- EXCERPTED PASSAGE:
——————————

I bought them all at "Bunnings" (just about the biggest hard-ware store in OZ).

Swarf and dust is not a problem as the built-in/provided woven bag on the saw catches just about all of it. I don't use it in the shop. I use it either on the concrete slab/apron unde the car-port or on the gravel drive-way.

I do always wear ear-muffs and safety glasses as well.

04-30-2008, 08:24 AM
Aye, seen that.
Bloody angel my arse.
Weighs more than a loaded B52 and its parked all wrong.

Howay man, have a loonie soup for me :D
BTW, have you been through the Falkirk wheel yet?

04-30-2008, 11:12 AM
Paul, most people use a radial the wrong way, IE, climb cut.
Gives you a longer cut, but possibly shorter fingers, arms, life.
Push it!

I don't want to start a radial arm flame war here, but a radial arm saw is designed to be pulled, not pushed, climb notwithstanding. Pushing risks kicking the work up, and exposes the operator to the blade in all the wrong ways. There is no constraint on a radial arm saw to keep the work down against the table, except for the action of the blade when it is making a climbing cut. If you use it backwards, the only thing holding the work down is your hands. If the blade catches on the work, you risk a face full of splinters or worse.

A radial arm saw set up right, used right, with the correct blade, and the correct preload on the carriage, will cut very well, and very safely, on the pull stroke, as it was designed to do.

Edited to add as an afterthought: In addition to the above, the RAS is designed so that the blade is always parked behind the fence before the cut. This allows you to place, adjust, measure, etc. the work on the table with no risk of accidental blade contact. It is simply and plainly impossible to do this safely with the blade in the out position for pushing. Please think about this matter carefully.

If you are used to table saws and hand circular saws, which warn you of overloading by slowing down, it takes some practice to use a radial arm saw, which must be pulled gently, and occasionally even held back. It is not hard to learn, and I will repeat that the correct preload on the carriage rollers is an important element.

——————————

- INFORMATION SHOWN:

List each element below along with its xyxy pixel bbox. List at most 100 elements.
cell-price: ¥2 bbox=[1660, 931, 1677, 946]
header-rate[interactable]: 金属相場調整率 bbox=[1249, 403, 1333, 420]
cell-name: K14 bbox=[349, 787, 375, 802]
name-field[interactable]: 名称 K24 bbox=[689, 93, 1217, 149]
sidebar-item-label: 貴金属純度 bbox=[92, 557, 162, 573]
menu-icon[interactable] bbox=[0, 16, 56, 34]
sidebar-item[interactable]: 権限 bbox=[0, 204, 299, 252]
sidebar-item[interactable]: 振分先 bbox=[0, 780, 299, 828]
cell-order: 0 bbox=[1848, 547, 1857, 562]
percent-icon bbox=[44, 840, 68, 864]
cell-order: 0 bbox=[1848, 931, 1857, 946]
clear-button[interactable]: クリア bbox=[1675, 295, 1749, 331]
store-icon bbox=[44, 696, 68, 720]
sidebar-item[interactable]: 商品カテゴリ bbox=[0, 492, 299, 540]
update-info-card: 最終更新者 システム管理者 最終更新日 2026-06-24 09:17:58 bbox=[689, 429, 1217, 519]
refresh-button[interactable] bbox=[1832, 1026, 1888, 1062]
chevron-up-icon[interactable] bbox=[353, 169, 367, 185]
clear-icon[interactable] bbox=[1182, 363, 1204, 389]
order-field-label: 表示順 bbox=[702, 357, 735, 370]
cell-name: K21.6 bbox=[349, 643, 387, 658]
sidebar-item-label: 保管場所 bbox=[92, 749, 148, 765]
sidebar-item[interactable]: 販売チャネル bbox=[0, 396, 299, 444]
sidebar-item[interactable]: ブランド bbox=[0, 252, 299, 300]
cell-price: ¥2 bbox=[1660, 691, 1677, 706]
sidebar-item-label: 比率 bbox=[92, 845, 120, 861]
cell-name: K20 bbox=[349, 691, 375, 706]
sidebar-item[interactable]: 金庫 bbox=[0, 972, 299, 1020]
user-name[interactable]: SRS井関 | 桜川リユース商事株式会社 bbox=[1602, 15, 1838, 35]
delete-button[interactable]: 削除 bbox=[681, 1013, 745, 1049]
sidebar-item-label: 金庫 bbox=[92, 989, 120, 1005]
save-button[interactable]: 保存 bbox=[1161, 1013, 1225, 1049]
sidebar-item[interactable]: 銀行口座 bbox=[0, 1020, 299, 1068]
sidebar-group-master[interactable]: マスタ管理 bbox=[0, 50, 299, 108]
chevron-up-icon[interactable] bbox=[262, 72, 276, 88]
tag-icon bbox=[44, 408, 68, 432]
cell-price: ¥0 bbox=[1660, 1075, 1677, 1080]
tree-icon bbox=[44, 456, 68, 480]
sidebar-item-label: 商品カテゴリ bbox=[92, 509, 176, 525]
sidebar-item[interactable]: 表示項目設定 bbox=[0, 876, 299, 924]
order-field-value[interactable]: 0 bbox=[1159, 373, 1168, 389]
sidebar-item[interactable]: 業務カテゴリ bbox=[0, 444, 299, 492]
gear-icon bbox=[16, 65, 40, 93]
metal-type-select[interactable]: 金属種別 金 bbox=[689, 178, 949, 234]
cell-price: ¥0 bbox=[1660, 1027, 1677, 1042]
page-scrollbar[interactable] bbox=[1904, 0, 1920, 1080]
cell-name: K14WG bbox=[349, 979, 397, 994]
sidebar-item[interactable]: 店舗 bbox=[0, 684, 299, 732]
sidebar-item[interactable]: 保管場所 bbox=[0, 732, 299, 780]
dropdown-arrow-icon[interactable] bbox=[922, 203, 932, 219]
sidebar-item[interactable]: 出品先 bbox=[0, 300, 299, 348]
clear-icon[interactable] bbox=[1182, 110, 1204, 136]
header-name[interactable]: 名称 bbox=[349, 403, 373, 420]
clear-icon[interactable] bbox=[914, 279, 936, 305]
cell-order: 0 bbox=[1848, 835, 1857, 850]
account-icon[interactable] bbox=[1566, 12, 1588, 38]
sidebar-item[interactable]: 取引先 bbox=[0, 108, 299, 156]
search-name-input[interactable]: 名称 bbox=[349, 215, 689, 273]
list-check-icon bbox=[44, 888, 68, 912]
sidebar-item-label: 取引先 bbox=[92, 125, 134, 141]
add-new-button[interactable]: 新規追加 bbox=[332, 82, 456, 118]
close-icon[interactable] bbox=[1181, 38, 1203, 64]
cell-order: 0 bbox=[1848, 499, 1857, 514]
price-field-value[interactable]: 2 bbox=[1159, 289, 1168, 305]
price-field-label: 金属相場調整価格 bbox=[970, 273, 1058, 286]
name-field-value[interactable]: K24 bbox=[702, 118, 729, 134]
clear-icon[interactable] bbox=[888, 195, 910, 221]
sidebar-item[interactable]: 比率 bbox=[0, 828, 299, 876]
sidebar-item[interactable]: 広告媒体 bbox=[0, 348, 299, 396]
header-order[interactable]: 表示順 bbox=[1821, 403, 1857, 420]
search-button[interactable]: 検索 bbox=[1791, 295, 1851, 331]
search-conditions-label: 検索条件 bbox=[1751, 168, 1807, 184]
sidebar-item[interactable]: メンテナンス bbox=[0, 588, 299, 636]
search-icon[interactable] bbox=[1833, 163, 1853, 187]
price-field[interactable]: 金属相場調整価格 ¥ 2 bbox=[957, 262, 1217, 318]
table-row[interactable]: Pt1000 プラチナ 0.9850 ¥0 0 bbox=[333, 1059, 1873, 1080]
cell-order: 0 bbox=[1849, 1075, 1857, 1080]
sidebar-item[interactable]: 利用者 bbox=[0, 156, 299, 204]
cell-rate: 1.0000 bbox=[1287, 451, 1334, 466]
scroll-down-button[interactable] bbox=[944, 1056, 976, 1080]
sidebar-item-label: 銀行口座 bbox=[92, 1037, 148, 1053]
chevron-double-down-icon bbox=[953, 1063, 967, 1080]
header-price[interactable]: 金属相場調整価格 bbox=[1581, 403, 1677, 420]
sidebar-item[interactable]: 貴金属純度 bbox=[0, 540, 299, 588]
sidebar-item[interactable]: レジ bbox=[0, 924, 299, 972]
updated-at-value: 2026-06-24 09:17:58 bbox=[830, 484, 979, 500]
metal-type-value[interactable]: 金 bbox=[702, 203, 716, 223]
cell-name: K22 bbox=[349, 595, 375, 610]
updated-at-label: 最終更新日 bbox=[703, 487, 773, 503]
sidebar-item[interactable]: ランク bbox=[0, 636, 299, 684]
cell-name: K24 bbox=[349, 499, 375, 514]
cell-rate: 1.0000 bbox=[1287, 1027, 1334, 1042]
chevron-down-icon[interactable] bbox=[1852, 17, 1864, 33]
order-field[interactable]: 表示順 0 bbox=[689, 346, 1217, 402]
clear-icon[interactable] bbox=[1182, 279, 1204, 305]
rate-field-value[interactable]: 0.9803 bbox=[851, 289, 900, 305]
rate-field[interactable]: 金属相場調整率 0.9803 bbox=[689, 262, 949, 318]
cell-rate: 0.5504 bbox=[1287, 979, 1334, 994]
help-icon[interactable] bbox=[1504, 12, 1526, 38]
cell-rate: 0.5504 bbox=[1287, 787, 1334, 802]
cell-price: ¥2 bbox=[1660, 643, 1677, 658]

——————————

- TASKS TO COMPLETE:
1) In the forum thread on radial arm saws, where is the blade always parked before the cut?
2) List the conditions under which, according to the forum thread on radial arm saws, such a saw will cut very well and very safely on the pull stroke.
3) Carry on the forum thread on radial arm saws from its last sentence.

- WRITTEN ANSWERS:
1) Behind the fence.

2) Set up right; used right; with the correct blade; with the correct preload on the carriage.

3)
If you cannot get a good safe cut from a radial arm saw by pulling, there is something wrong, either with your saw or your technique. Pushing is not the cure for that.

Some people contend that radial arm saws are unsafe, and I think part of that is owing to misuse and misunderstanding. I don't want to wear out my soapbox here, but please make sure you do not proliferate that dangerous misunderstanding.

I have been using radial arm saws for over 40 years, and this is something that I actually do know how to do right.

If anyone here is serious about getting the best and safest use out of a radial arm saw, I recommend the book sold here:


One of my dear old friends, just recently deceased, used to be a DeWalt dealer and distributor, as well as an executive with Walker-Turner, and worked with "Mr. Sawdust" back in the 1950's. His wife was a DeWalt demonstrator. Quite a looker back then, and a very effective way to demonstrate how easy the machine was to use. And safe, too....pulled!

Lew Hartswick
04-30-2008, 06:35 PM
I'm with bruto there. Been using one for about 30 years and use it
"pull" about 95% of the time. (maybe even more) Rarely is it beneficial
to "push" the cut. Ripping is the only time it's necessary to "push" the
work into the blade and then the hold-downs shuld be in place.
Blades should be 0 rake for crosscut and even slightly negative if youre
cutting aluminium. :-) Gawd what a noise. :-)

04-30-2008, 09:28 PM
Used to manufacture aircraft hanger doors with 6061 t6 extrusions up to 7" x 3" and had a hydraulic cylinder to control the pull rate on the 10" radial arm saw. I could close it down so that you couldn't move it, open up a little and you just had to pull, cylinder took care of advance speed with no load back to home. Made thousands of cuts with no jam-ups and no wax except in ears. Flew a Piper Warrior to job sites. What an excuse to get a little flying in:D I let the big boys fly me up to Inuvik though. Peter

04-30-2008, 11:50 PM
I use my RAS to cut aluminum. Mostly 1/8" sheet for instrument panels, etc., but I've cut stuff as large as 2"x4". I pull, and I haven't tried the wax, even though I have a toilet ring in my toolbox. Guess I'll have to try it!